··· MATERIAL SHOWN
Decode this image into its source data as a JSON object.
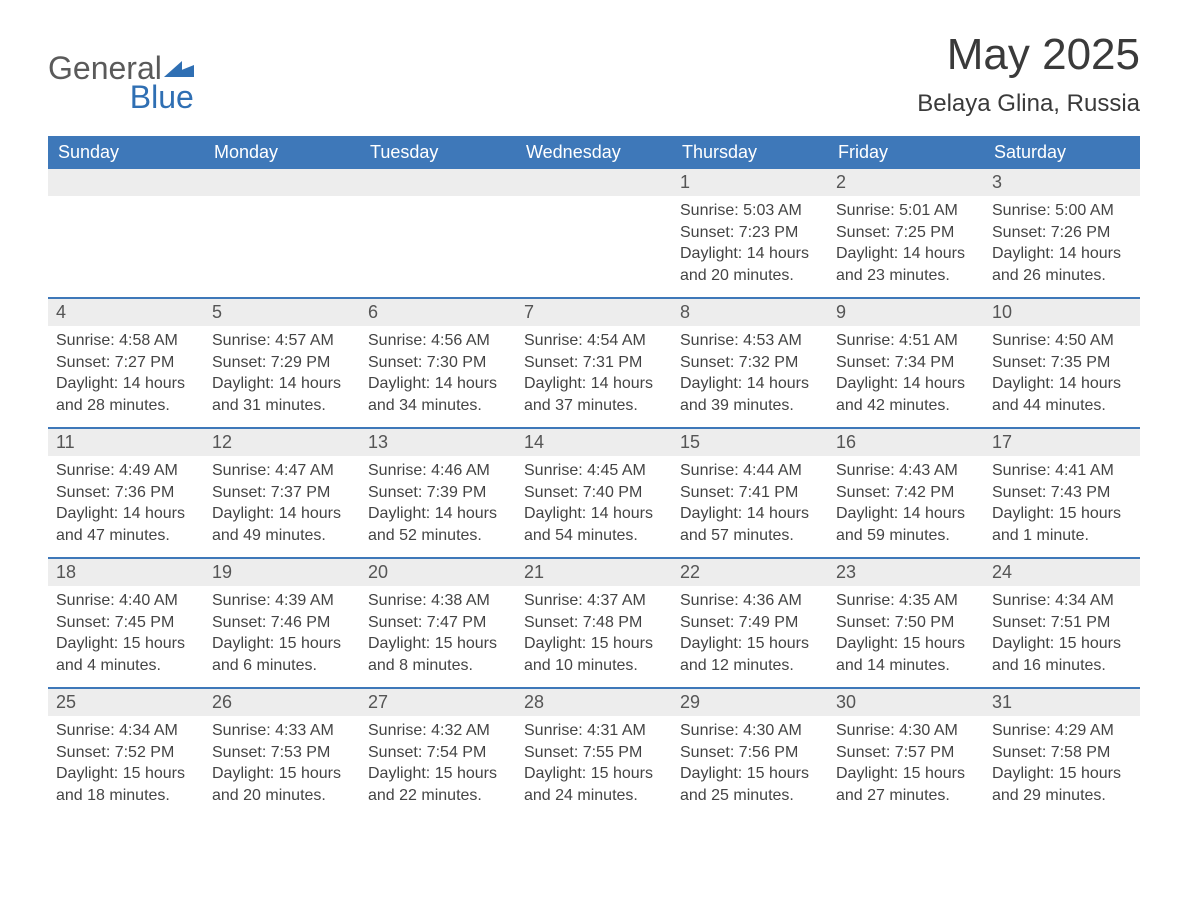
{
  "logo": {
    "word1": "General",
    "word2": "Blue"
  },
  "title": "May 2025",
  "subtitle": "Belaya Glina, Russia",
  "colors": {
    "header_bg": "#3e78b9",
    "header_text": "#ffffff",
    "daynum_bg": "#ededed",
    "daynum_text": "#555555",
    "body_text": "#444444",
    "rule": "#3e78b9",
    "logo_gray": "#5a5a5a",
    "logo_blue": "#2f6fb3"
  },
  "day_headers": [
    "Sunday",
    "Monday",
    "Tuesday",
    "Wednesday",
    "Thursday",
    "Friday",
    "Saturday"
  ],
  "weeks": [
    [
      {
        "blank": true
      },
      {
        "blank": true
      },
      {
        "blank": true
      },
      {
        "blank": true
      },
      {
        "n": "1",
        "sunrise": "5:03 AM",
        "sunset": "7:23 PM",
        "daylight": "14 hours and 20 minutes."
      },
      {
        "n": "2",
        "sunrise": "5:01 AM",
        "sunset": "7:25 PM",
        "daylight": "14 hours and 23 minutes."
      },
      {
        "n": "3",
        "sunrise": "5:00 AM",
        "sunset": "7:26 PM",
        "daylight": "14 hours and 26 minutes."
      }
    ],
    [
      {
        "n": "4",
        "sunrise": "4:58 AM",
        "sunset": "7:27 PM",
        "daylight": "14 hours and 28 minutes."
      },
      {
        "n": "5",
        "sunrise": "4:57 AM",
        "sunset": "7:29 PM",
        "daylight": "14 hours and 31 minutes."
      },
      {
        "n": "6",
        "sunrise": "4:56 AM",
        "sunset": "7:30 PM",
        "daylight": "14 hours and 34 minutes."
      },
      {
        "n": "7",
        "sunrise": "4:54 AM",
        "sunset": "7:31 PM",
        "daylight": "14 hours and 37 minutes."
      },
      {
        "n": "8",
        "sunrise": "4:53 AM",
        "sunset": "7:32 PM",
        "daylight": "14 hours and 39 minutes."
      },
      {
        "n": "9",
        "sunrise": "4:51 AM",
        "sunset": "7:34 PM",
        "daylight": "14 hours and 42 minutes."
      },
      {
        "n": "10",
        "sunrise": "4:50 AM",
        "sunset": "7:35 PM",
        "daylight": "14 hours and 44 minutes."
      }
    ],
    [
      {
        "n": "11",
        "sunrise": "4:49 AM",
        "sunset": "7:36 PM",
        "daylight": "14 hours and 47 minutes."
      },
      {
        "n": "12",
        "sunrise": "4:47 AM",
        "sunset": "7:37 PM",
        "daylight": "14 hours and 49 minutes."
      },
      {
        "n": "13",
        "sunrise": "4:46 AM",
        "sunset": "7:39 PM",
        "daylight": "14 hours and 52 minutes."
      },
      {
        "n": "14",
        "sunrise": "4:45 AM",
        "sunset": "7:40 PM",
        "daylight": "14 hours and 54 minutes."
      },
      {
        "n": "15",
        "sunrise": "4:44 AM",
        "sunset": "7:41 PM",
        "daylight": "14 hours and 57 minutes."
      },
      {
        "n": "16",
        "sunrise": "4:43 AM",
        "sunset": "7:42 PM",
        "daylight": "14 hours and 59 minutes."
      },
      {
        "n": "17",
        "sunrise": "4:41 AM",
        "sunset": "7:43 PM",
        "daylight": "15 hours and 1 minute."
      }
    ],
    [
      {
        "n": "18",
        "sunrise": "4:40 AM",
        "sunset": "7:45 PM",
        "daylight": "15 hours and 4 minutes."
      },
      {
        "n": "19",
        "sunrise": "4:39 AM",
        "sunset": "7:46 PM",
        "daylight": "15 hours and 6 minutes."
      },
      {
        "n": "20",
        "sunrise": "4:38 AM",
        "sunset": "7:47 PM",
        "daylight": "15 hours and 8 minutes."
      },
      {
        "n": "21",
        "sunrise": "4:37 AM",
        "sunset": "7:48 PM",
        "daylight": "15 hours and 10 minutes."
      },
      {
        "n": "22",
        "sunrise": "4:36 AM",
        "sunset": "7:49 PM",
        "daylight": "15 hours and 12 minutes."
      },
      {
        "n": "23",
        "sunrise": "4:35 AM",
        "sunset": "7:50 PM",
        "daylight": "15 hours and 14 minutes."
      },
      {
        "n": "24",
        "sunrise": "4:34 AM",
        "sunset": "7:51 PM",
        "daylight": "15 hours and 16 minutes."
      }
    ],
    [
      {
        "n": "25",
        "sunrise": "4:34 AM",
        "sunset": "7:52 PM",
        "daylight": "15 hours and 18 minutes."
      },
      {
        "n": "26",
        "sunrise": "4:33 AM",
        "sunset": "7:53 PM",
        "daylight": "15 hours and 20 minutes."
      },
      {
        "n": "27",
        "sunrise": "4:32 AM",
        "sunset": "7:54 PM",
        "daylight": "15 hours and 22 minutes."
      },
      {
        "n": "28",
        "sunrise": "4:31 AM",
        "sunset": "7:55 PM",
        "daylight": "15 hours and 24 minutes."
      },
      {
        "n": "29",
        "sunrise": "4:30 AM",
        "sunset": "7:56 PM",
        "daylight": "15 hours and 25 minutes."
      },
      {
        "n": "30",
        "sunrise": "4:30 AM",
        "sunset": "7:57 PM",
        "daylight": "15 hours and 27 minutes."
      },
      {
        "n": "31",
        "sunrise": "4:29 AM",
        "sunset": "7:58 PM",
        "daylight": "15 hours and 29 minutes."
      }
    ]
  ],
  "labels": {
    "sunrise": "Sunrise: ",
    "sunset": "Sunset: ",
    "daylight": "Daylight: "
  }
}
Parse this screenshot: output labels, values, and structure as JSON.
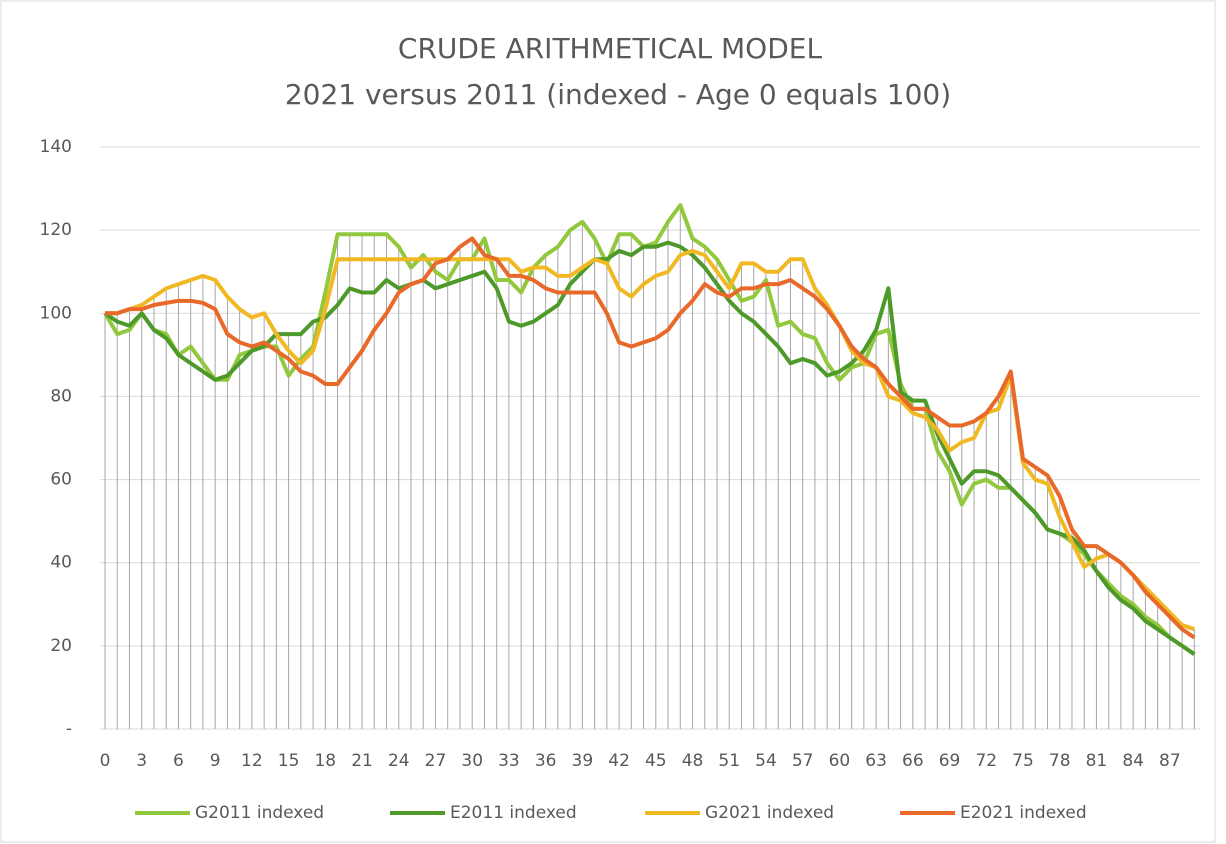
······
● TASK DESCRIPTION:
Output every entry word for word, but omit the pictures.

● RESPONSE TO THE EXERCISE:
Decode this image into its source data as a JSON object.
{
  "logo": {
    "word1": "General",
    "word2": "Blue"
  },
  "title": "May 2025",
  "subtitle": "Belaya Glina, Russia",
  "colors": {
    "header_bg": "#3e78b9",
    "header_text": "#ffffff",
    "daynum_bg": "#ededed",
    "daynum_text": "#555555",
    "body_text": "#444444",
    "rule": "#3e78b9",
    "logo_gray": "#5a5a5a",
    "logo_blue": "#2f6fb3"
  },
  "day_headers": [
    "Sunday",
    "Monday",
    "Tuesday",
    "Wednesday",
    "Thursday",
    "Friday",
    "Saturday"
  ],
  "weeks": [
    [
      {
        "blank": true
      },
      {
        "blank": true
      },
      {
        "blank": true
      },
      {
        "blank": true
      },
      {
        "n": "1",
        "sunrise": "5:03 AM",
        "sunset": "7:23 PM",
        "daylight": "14 hours and 20 minutes."
      },
      {
        "n": "2",
        "sunrise": "5:01 AM",
        "sunset": "7:25 PM",
        "daylight": "14 hours and 23 minutes."
      },
      {
        "n": "3",
        "sunrise": "5:00 AM",
        "sunset": "7:26 PM",
        "daylight": "14 hours and 26 minutes."
      }
    ],
    [
      {
        "n": "4",
        "sunrise": "4:58 AM",
        "sunset": "7:27 PM",
        "daylight": "14 hours and 28 minutes."
      },
      {
        "n": "5",
        "sunrise": "4:57 AM",
        "sunset": "7:29 PM",
        "daylight": "14 hours and 31 minutes."
      },
      {
        "n": "6",
        "sunrise": "4:56 AM",
        "sunset": "7:30 PM",
        "daylight": "14 hours and 34 minutes."
      },
      {
        "n": "7",
        "sunrise": "4:54 AM",
        "sunset": "7:31 PM",
        "daylight": "14 hours and 37 minutes."
      },
      {
        "n": "8",
        "sunrise": "4:53 AM",
        "sunset": "7:32 PM",
        "daylight": "14 hours and 39 minutes."
      },
      {
        "n": "9",
        "sunrise": "4:51 AM",
        "sunset": "7:34 PM",
        "daylight": "14 hours and 42 minutes."
      },
      {
        "n": "10",
        "sunrise": "4:50 AM",
        "sunset": "7:35 PM",
        "daylight": "14 hours and 44 minutes."
      }
    ],
    [
      {
        "n": "11",
        "sunrise": "4:49 AM",
        "sunset": "7:36 PM",
        "daylight": "14 hours and 47 minutes."
      },
      {
        "n": "12",
        "sunrise": "4:47 AM",
        "sunset": "7:37 PM",
        "daylight": "14 hours and 49 minutes."
      },
      {
        "n": "13",
        "sunrise": "4:46 AM",
        "sunset": "7:39 PM",
        "daylight": "14 hours and 52 minutes."
      },
      {
        "n": "14",
        "sunrise": "4:45 AM",
        "sunset": "7:40 PM",
        "daylight": "14 hours and 54 minutes."
      },
      {
        "n": "15",
        "sunrise": "4:44 AM",
        "sunset": "7:41 PM",
        "daylight": "14 hours and 57 minutes."
      },
      {
        "n": "16",
        "sunrise": "4:43 AM",
        "sunset": "7:42 PM",
        "daylight": "14 hours and 59 minutes."
      },
      {
        "n": "17",
        "sunrise": "4:41 AM",
        "sunset": "7:43 PM",
        "daylight": "15 hours and 1 minute."
      }
    ],
    [
      {
        "n": "18",
        "sunrise": "4:40 AM",
        "sunset": "7:45 PM",
        "daylight": "15 hours and 4 minutes."
      },
      {
        "n": "19",
        "sunrise": "4:39 AM",
        "sunset": "7:46 PM",
        "daylight": "15 hours and 6 minutes."
      },
      {
        "n": "20",
        "sunrise": "4:38 AM",
        "sunset": "7:47 PM",
        "daylight": "15 hours and 8 minutes."
      },
      {
        "n": "21",
        "sunrise": "4:37 AM",
        "sunset": "7:48 PM",
        "daylight": "15 hours and 10 minutes."
      },
      {
        "n": "22",
        "sunrise": "4:36 AM",
        "sunset": "7:49 PM",
        "daylight": "15 hours and 12 minutes."
      },
      {
        "n": "23",
        "sunrise": "4:35 AM",
        "sunset": "7:50 PM",
        "daylight": "15 hours and 14 minutes."
      },
      {
        "n": "24",
        "sunrise": "4:34 AM",
        "sunset": "7:51 PM",
        "daylight": "15 hours and 16 minutes."
      }
    ],
    [
      {
        "n": "25",
        "sunrise": "4:34 AM",
        "sunset": "7:52 PM",
        "daylight": "15 hours and 18 minutes."
      },
      {
        "n": "26",
        "sunrise": "4:33 AM",
        "sunset": "7:53 PM",
        "daylight": "15 hours and 20 minutes."
      },
      {
        "n": "27",
        "sunrise": "4:32 AM",
        "sunset": "7:54 PM",
        "daylight": "15 hours and 22 minutes."
      },
      {
        "n": "28",
        "sunrise": "4:31 AM",
        "sunset": "7:55 PM",
        "daylight": "15 hours and 24 minutes."
      },
      {
        "n": "29",
        "sunrise": "4:30 AM",
        "sunset": "7:56 PM",
        "daylight": "15 hours and 25 minutes."
      },
      {
        "n": "30",
        "sunrise": "4:30 AM",
        "sunset": "7:57 PM",
        "daylight": "15 hours and 27 minutes."
      },
      {
        "n": "31",
        "sunrise": "4:29 AM",
        "sunset": "7:58 PM",
        "daylight": "15 hours and 29 minutes."
      }
    ]
  ],
  "labels": {
    "sunrise": "Sunrise: ",
    "sunset": "Sunset: ",
    "daylight": "Daylight: "
  }
}
Parse this screenshot: output labels, values, and structure as JSON.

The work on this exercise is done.